-- Start of Extracted records --

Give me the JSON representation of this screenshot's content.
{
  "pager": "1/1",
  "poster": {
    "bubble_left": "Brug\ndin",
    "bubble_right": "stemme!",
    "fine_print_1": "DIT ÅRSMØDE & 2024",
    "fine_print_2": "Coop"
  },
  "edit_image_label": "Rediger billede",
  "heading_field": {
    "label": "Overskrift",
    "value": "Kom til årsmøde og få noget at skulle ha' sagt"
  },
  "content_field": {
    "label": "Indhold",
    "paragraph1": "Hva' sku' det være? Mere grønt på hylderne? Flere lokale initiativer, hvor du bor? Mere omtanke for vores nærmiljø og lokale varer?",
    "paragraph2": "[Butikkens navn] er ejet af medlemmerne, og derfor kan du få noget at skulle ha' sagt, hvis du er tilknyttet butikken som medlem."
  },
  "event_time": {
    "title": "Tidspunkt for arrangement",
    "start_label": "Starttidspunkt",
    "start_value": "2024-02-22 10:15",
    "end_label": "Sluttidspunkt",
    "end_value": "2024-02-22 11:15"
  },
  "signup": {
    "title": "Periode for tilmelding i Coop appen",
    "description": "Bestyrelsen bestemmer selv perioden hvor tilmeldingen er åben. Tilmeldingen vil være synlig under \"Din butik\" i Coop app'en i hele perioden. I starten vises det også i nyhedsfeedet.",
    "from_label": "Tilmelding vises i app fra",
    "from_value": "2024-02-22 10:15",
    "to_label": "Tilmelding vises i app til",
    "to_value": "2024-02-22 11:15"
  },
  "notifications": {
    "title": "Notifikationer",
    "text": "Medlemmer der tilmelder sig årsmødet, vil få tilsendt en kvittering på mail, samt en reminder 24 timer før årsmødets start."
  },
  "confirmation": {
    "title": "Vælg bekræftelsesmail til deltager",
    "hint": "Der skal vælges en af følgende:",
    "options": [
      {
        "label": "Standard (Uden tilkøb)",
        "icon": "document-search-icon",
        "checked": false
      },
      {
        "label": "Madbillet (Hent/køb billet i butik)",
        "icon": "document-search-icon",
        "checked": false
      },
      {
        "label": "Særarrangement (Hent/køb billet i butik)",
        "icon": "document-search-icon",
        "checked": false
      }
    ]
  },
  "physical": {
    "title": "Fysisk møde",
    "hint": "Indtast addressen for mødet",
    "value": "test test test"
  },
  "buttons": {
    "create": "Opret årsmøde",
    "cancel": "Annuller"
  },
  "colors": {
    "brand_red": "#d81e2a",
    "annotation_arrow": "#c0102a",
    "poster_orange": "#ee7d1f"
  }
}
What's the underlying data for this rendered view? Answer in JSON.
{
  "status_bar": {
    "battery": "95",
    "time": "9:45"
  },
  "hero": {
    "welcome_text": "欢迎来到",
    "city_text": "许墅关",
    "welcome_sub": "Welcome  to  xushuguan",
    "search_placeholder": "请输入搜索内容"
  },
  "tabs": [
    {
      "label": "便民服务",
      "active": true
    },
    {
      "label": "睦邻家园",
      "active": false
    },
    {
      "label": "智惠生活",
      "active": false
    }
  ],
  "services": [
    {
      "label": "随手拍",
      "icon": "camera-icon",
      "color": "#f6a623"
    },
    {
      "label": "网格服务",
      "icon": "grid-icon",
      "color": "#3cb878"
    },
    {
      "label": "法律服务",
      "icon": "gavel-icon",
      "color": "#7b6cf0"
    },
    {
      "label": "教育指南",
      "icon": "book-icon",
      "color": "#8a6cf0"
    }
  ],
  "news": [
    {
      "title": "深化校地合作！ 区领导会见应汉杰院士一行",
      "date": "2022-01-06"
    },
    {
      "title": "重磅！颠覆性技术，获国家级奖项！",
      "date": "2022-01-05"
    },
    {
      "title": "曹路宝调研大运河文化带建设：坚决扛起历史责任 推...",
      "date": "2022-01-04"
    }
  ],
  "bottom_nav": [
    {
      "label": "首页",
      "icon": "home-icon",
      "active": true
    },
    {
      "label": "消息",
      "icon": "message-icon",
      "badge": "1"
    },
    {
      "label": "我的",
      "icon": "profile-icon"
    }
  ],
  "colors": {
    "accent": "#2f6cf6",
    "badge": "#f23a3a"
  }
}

-- End of Extracted records --

Aim
Copy the records above exactly as they appear.

Solution to the problem
Give me the JSON representation of this screenshot's content.
{
  "pager": "1/1",
  "poster": {
    "bubble_left": "Brug\ndin",
    "bubble_right": "stemme!",
    "fine_print_1": "DIT ÅRSMØDE & 2024",
    "fine_print_2": "Coop"
  },
  "edit_image_label": "Rediger billede",
  "heading_field": {
    "label": "Overskrift",
    "value": "Kom til årsmøde og få noget at skulle ha' sagt"
  },
  "content_field": {
    "label": "Indhold",
    "paragraph1": "Hva' sku' det være? Mere grønt på hylderne? Flere lokale initiativer, hvor du bor? Mere omtanke for vores nærmiljø og lokale varer?",
    "paragraph2": "[Butikkens navn] er ejet af medlemmerne, og derfor kan du få noget at skulle ha' sagt, hvis du er tilknyttet butikken som medlem."
  },
  "event_time": {
    "title": "Tidspunkt for arrangement",
    "start_label": "Starttidspunkt",
    "start_value": "2024-02-22 10:15",
    "end_label": "Sluttidspunkt",
    "end_value": "2024-02-22 11:15"
  },
  "signup": {
    "title": "Periode for tilmelding i Coop appen",
    "description": "Bestyrelsen bestemmer selv perioden hvor tilmeldingen er åben. Tilmeldingen vil være synlig under \"Din butik\" i Coop app'en i hele perioden. I starten vises det også i nyhedsfeedet.",
    "from_label": "Tilmelding vises i app fra",
    "from_value": "2024-02-22 10:15",
    "to_label": "Tilmelding vises i app til",
    "to_value": "2024-02-22 11:15"
  },
  "notifications": {
    "title": "Notifikationer",
    "text": "Medlemmer der tilmelder sig årsmødet, vil få tilsendt en kvittering på mail, samt en reminder 24 timer før årsmødets start."
  },
  "confirmation": {
    "title": "Vælg bekræftelsesmail til deltager",
    "hint": "Der skal vælges en af følgende:",
    "options": [
      {
        "label": "Standard (Uden tilkøb)",
        "icon": "document-search-icon",
        "checked": false
      },
      {
        "label": "Madbillet (Hent/køb billet i butik)",
        "icon": "document-search-icon",
        "checked": false
      },
      {
        "label": "Særarrangement (Hent/køb billet i butik)",
        "icon": "document-search-icon",
        "checked": false
      }
    ]
  },
  "physical": {
    "title": "Fysisk møde",
    "hint": "Indtast addressen for mødet",
    "value": "test test test"
  },
  "buttons": {
    "create": "Opret årsmøde",
    "cancel": "Annuller"
  },
  "colors": {
    "brand_red": "#d81e2a",
    "annotation_arrow": "#c0102a",
    "poster_orange": "#ee7d1f"
  }
}
What's the underlying data for this rendered view? Answer in JSON.
{
  "status_bar": {
    "battery": "95",
    "time": "9:45"
  },
  "hero": {
    "welcome_text": "欢迎来到",
    "city_text": "许墅关",
    "welcome_sub": "Welcome  to  xushuguan",
    "search_placeholder": "请输入搜索内容"
  },
  "tabs": [
    {
      "label": "便民服务",
      "active": true
    },
    {
      "label": "睦邻家园",
      "active": false
    },
    {
      "label": "智惠生活",
      "active": false
    }
  ],
  "services": [
    {
      "label": "随手拍",
      "icon": "camera-icon",
      "color": "#f6a623"
    },
    {
      "label": "网格服务",
      "icon": "grid-icon",
      "color": "#3cb878"
    },
    {
      "label": "法律服务",
      "icon": "gavel-icon",
      "color": "#7b6cf0"
    },
    {
      "label": "教育指南",
      "icon": "book-icon",
      "color": "#8a6cf0"
    }
  ],
  "news": [
    {
      "title": "深化校地合作！ 区领导会见应汉杰院士一行",
      "date": "2022-01-06"
    },
    {
      "title": "重磅！颠覆性技术，获国家级奖项！",
      "date": "2022-01-05"
    },
    {
      "title": "曹路宝调研大运河文化带建设：坚决扛起历史责任 推...",
      "date": "2022-01-04"
    }
  ],
  "bottom_nav": [
    {
      "label": "首页",
      "icon": "home-icon",
      "active": true
    },
    {
      "label": "消息",
      "icon": "message-icon",
      "badge": "1"
    },
    {
      "label": "我的",
      "icon": "profile-icon"
    }
  ],
  "colors": {
    "accent": "#2f6cf6",
    "badge": "#f23a3a"
  }
}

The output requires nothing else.